◆ Exercise aim
List, from the lines below, each one with "text" in it.

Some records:
***

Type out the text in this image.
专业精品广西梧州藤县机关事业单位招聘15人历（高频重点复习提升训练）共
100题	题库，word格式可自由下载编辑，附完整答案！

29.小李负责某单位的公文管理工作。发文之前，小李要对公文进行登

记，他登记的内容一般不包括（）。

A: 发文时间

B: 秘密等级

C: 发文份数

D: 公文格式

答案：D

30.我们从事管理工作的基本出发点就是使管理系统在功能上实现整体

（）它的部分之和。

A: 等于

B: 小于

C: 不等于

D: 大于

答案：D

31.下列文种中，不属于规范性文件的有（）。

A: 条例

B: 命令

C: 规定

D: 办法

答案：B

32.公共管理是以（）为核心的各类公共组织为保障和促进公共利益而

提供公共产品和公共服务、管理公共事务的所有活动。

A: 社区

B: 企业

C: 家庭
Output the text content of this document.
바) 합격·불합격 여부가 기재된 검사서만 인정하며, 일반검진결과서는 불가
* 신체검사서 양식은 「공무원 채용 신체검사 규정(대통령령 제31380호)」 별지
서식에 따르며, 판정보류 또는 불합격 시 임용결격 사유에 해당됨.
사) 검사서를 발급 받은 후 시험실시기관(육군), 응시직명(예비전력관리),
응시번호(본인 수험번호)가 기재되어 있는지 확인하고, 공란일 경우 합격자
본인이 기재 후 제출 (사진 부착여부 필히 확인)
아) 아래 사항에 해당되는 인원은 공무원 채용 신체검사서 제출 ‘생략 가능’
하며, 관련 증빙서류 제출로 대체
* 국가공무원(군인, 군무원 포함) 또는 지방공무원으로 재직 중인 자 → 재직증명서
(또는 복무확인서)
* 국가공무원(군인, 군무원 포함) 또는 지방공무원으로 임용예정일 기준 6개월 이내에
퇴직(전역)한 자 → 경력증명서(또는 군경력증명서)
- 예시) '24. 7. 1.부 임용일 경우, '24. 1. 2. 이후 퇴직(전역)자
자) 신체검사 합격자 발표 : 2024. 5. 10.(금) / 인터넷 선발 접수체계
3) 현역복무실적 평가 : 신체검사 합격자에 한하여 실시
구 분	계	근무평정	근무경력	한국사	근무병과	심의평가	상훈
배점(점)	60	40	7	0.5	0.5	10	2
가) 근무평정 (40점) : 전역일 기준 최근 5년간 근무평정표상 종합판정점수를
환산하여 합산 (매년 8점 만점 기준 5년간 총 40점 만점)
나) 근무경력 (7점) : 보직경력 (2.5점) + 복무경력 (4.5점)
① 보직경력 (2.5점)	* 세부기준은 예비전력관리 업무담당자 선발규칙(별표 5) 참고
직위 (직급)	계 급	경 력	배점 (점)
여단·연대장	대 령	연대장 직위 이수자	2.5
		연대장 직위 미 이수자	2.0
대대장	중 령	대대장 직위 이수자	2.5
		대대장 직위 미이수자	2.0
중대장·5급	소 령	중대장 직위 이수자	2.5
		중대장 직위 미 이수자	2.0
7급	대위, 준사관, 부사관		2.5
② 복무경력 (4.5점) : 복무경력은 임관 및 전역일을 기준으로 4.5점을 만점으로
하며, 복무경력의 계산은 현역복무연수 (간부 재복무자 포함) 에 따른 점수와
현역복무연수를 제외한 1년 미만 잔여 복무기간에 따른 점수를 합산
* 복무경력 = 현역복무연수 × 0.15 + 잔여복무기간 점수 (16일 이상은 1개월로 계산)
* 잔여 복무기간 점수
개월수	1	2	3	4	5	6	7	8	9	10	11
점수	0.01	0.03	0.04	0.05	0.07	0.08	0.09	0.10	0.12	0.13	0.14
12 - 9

***

◆ Exercise solution
Type out the text in this image.
Output the text content of this document.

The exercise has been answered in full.